• _Information given_

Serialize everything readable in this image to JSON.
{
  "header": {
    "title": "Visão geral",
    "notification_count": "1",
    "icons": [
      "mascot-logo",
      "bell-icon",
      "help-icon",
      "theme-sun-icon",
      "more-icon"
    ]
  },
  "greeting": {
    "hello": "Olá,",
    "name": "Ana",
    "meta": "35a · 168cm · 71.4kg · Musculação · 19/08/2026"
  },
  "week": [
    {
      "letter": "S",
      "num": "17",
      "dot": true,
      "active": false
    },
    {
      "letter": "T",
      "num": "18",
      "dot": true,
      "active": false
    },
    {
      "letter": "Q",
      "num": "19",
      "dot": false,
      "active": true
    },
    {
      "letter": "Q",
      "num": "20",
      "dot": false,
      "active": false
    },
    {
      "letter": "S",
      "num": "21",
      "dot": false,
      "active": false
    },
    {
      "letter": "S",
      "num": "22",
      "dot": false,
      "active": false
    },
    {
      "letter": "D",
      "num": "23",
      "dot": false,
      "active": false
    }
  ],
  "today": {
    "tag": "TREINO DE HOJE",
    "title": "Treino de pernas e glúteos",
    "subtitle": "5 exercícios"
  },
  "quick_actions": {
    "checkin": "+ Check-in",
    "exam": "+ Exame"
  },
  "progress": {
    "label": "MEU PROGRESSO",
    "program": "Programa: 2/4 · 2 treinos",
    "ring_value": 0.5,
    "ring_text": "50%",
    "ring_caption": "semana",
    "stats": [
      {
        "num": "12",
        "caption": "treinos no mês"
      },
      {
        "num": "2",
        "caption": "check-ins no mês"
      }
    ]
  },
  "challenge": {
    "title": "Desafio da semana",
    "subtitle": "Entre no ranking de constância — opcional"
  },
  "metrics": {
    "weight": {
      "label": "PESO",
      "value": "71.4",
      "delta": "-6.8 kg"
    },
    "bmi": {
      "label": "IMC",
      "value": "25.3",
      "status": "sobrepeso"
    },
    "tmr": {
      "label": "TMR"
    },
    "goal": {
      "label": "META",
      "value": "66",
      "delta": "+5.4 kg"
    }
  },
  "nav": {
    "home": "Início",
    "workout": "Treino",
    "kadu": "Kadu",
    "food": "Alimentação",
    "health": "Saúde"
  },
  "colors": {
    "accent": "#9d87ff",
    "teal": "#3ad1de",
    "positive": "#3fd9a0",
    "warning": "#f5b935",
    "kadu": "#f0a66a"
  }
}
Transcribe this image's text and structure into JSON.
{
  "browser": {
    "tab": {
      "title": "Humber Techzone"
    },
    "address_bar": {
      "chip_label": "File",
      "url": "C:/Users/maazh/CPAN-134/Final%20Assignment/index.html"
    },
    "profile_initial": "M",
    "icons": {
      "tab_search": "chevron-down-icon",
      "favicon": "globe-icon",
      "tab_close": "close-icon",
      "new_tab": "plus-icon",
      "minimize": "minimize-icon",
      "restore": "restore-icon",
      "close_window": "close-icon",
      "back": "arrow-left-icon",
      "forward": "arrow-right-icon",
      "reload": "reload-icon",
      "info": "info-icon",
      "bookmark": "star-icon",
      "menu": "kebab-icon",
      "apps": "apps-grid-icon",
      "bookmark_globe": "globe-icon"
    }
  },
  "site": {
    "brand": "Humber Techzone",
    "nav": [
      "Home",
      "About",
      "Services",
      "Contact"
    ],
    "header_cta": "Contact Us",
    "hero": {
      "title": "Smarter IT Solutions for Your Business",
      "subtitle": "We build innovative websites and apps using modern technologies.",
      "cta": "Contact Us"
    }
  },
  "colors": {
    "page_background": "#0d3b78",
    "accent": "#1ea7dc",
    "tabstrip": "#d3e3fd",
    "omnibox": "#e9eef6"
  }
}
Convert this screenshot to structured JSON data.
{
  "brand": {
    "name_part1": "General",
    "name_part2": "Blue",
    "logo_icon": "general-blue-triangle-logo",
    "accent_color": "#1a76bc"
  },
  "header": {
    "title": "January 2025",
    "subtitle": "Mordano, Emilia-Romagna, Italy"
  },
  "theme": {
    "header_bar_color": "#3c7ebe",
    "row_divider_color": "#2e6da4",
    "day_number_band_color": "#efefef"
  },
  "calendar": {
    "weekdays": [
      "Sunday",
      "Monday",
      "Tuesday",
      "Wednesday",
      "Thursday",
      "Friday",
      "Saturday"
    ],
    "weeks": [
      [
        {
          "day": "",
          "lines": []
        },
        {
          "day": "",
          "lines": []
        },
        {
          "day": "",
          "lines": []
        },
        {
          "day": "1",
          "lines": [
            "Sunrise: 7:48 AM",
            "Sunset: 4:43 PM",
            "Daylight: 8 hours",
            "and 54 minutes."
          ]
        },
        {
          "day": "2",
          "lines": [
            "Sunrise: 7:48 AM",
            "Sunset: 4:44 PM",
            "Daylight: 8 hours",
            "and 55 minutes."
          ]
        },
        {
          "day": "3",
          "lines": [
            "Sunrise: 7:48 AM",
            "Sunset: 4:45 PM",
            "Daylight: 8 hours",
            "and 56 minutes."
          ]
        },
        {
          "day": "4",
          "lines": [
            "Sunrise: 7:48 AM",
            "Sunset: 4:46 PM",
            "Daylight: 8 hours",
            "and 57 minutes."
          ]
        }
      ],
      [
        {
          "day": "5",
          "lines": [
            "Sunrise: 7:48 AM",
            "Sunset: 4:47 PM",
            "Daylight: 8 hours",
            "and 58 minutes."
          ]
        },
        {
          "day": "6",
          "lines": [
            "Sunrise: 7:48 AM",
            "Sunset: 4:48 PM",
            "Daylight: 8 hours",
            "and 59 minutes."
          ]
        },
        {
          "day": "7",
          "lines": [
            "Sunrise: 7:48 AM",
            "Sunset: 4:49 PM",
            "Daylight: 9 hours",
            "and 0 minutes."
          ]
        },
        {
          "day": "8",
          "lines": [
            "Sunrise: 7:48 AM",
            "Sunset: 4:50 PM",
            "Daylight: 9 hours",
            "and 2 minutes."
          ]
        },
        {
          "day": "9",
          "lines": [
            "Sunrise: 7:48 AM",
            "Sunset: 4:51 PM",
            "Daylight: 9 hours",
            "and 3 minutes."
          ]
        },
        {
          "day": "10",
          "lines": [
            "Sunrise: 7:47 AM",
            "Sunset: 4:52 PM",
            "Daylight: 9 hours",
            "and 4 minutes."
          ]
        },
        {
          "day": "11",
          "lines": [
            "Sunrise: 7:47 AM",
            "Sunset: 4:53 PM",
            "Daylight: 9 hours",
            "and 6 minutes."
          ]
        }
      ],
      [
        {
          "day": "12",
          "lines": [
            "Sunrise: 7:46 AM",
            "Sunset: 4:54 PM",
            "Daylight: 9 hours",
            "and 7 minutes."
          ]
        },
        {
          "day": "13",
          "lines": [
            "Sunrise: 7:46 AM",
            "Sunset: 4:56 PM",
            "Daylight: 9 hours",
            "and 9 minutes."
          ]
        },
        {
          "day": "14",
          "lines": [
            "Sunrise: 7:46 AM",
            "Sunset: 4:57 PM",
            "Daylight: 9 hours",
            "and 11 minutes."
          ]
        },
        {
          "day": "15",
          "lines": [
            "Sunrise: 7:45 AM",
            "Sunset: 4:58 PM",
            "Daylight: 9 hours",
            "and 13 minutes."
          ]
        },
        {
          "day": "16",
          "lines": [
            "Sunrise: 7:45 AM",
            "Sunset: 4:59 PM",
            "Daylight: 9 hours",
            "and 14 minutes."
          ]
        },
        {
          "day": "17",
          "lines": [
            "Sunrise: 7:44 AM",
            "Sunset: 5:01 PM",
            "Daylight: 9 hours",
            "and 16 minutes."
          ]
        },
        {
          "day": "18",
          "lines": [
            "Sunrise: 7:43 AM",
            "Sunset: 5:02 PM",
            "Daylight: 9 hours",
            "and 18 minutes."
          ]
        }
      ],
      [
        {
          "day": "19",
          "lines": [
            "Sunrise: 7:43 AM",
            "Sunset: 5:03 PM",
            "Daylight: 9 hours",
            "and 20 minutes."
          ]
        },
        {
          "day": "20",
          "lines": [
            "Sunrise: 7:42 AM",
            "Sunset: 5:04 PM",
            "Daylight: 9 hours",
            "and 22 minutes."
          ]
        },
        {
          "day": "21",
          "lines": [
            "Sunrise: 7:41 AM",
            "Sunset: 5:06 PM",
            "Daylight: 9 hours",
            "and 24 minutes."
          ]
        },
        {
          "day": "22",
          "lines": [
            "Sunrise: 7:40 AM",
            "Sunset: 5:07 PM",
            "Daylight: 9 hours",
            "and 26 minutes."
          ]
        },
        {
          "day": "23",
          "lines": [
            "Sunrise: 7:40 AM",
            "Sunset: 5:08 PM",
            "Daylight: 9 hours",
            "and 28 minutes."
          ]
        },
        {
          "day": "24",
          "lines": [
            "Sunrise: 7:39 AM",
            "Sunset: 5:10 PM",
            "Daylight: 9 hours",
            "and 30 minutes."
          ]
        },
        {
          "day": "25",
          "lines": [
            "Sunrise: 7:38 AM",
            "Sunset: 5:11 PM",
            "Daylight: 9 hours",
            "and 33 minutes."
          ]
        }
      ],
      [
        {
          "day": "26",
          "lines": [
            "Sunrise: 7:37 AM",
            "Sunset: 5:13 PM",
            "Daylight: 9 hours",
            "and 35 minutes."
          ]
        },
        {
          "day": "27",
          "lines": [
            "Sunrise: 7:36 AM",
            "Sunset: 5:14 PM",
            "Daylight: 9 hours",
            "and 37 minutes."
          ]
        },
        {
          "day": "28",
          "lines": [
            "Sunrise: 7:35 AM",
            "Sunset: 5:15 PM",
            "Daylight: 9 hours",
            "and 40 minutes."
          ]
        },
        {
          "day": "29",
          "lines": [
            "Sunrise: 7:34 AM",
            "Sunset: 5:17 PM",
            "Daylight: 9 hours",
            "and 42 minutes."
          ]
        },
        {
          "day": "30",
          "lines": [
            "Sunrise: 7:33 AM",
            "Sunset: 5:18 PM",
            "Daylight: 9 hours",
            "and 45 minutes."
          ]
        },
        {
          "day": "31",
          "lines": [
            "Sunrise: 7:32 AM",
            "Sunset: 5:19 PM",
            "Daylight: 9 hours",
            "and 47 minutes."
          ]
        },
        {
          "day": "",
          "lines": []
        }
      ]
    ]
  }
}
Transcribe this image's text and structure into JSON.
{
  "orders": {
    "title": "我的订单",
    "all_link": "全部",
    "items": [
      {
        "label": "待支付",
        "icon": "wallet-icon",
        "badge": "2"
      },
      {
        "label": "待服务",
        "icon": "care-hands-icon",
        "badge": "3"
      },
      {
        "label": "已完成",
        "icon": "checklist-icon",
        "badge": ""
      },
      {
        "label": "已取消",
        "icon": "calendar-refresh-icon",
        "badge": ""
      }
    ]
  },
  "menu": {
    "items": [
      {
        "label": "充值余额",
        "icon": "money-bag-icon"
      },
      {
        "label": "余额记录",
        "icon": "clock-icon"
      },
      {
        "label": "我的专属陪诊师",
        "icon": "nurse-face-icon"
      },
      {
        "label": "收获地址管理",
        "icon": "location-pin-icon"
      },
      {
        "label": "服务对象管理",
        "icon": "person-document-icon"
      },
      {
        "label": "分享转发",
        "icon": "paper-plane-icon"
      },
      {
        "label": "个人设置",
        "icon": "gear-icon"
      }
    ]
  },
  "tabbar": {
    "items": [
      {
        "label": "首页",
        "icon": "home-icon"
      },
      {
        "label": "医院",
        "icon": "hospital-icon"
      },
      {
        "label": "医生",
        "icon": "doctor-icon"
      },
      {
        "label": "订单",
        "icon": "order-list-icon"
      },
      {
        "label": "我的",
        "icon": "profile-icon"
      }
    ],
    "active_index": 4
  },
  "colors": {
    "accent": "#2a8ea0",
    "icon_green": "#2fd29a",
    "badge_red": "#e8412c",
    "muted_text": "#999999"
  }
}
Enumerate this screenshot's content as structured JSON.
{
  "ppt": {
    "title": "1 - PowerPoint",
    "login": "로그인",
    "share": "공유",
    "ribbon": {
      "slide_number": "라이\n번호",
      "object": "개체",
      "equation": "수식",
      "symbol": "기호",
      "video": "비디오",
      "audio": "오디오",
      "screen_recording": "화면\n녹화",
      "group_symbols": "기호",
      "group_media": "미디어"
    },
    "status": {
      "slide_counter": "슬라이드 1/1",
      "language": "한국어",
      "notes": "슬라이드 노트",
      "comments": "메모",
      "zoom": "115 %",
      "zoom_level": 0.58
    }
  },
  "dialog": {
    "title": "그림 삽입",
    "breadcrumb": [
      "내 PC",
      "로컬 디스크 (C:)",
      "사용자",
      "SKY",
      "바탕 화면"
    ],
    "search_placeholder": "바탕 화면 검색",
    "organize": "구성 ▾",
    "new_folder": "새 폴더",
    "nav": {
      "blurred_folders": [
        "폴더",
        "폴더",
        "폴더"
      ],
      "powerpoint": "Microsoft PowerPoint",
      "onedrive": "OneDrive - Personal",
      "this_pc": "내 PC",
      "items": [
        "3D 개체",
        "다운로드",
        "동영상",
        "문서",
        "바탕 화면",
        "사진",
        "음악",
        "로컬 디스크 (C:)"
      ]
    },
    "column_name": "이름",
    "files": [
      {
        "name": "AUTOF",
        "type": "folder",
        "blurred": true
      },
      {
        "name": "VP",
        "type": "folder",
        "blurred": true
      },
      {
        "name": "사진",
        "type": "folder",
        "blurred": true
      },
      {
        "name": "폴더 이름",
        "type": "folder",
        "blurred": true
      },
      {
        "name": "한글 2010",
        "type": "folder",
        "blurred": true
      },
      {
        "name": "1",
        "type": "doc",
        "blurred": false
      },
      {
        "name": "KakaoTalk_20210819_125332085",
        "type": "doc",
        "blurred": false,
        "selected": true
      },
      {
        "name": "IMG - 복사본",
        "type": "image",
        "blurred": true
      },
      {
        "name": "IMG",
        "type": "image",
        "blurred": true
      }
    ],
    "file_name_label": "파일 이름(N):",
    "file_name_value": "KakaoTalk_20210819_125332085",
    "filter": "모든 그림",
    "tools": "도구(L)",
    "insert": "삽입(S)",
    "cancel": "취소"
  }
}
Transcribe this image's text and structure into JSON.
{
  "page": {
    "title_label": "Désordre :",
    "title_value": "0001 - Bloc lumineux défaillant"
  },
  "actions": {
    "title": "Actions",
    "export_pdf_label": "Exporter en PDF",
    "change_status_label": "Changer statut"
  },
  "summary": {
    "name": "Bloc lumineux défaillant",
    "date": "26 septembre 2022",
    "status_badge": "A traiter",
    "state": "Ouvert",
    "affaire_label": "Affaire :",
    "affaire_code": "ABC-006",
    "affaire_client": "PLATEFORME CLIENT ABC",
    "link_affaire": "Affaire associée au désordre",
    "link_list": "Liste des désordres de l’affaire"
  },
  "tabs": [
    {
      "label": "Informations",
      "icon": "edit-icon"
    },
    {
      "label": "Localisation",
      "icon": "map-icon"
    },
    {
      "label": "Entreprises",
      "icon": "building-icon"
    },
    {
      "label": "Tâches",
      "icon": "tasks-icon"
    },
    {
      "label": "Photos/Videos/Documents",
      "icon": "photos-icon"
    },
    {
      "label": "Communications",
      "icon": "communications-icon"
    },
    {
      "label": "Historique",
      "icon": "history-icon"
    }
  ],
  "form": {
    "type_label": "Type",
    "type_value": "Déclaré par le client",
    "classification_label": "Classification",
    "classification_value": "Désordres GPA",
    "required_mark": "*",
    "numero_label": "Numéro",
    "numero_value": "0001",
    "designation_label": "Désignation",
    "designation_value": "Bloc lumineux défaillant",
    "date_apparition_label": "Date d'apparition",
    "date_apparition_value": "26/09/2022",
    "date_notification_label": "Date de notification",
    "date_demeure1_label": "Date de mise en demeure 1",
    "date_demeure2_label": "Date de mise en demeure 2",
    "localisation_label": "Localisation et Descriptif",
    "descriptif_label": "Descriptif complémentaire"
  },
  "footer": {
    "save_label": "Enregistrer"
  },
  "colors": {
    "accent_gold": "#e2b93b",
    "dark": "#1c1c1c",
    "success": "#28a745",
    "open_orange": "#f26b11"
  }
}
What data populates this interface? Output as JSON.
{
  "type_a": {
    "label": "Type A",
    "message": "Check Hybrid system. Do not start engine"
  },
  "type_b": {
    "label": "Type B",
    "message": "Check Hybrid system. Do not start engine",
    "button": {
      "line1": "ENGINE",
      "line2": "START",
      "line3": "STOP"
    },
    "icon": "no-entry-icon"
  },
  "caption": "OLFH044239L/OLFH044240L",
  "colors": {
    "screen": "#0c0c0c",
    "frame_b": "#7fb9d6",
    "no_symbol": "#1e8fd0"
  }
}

• _Stated problem_
Starting with the line that contains "What data populates", print each line through the last one in the listing. Include both end lines and add nothing.

• _Output of the task_
What data populates this interface? Output as JSON.
{
  "type_a": {
    "label": "Type A",
    "message": "Check Hybrid system. Do not start engine"
  },
  "type_b": {
    "label": "Type B",
    "message": "Check Hybrid system. Do not start engine",
    "button": {
      "line1": "ENGINE",
      "line2": "START",
      "line3": "STOP"
    },
    "icon": "no-entry-icon"
  },
  "caption": "OLFH044239L/OLFH044240L",
  "colors": {
    "screen": "#0c0c0c",
    "frame_b": "#7fb9d6",
    "no_symbol": "#1e8fd0"
  }
}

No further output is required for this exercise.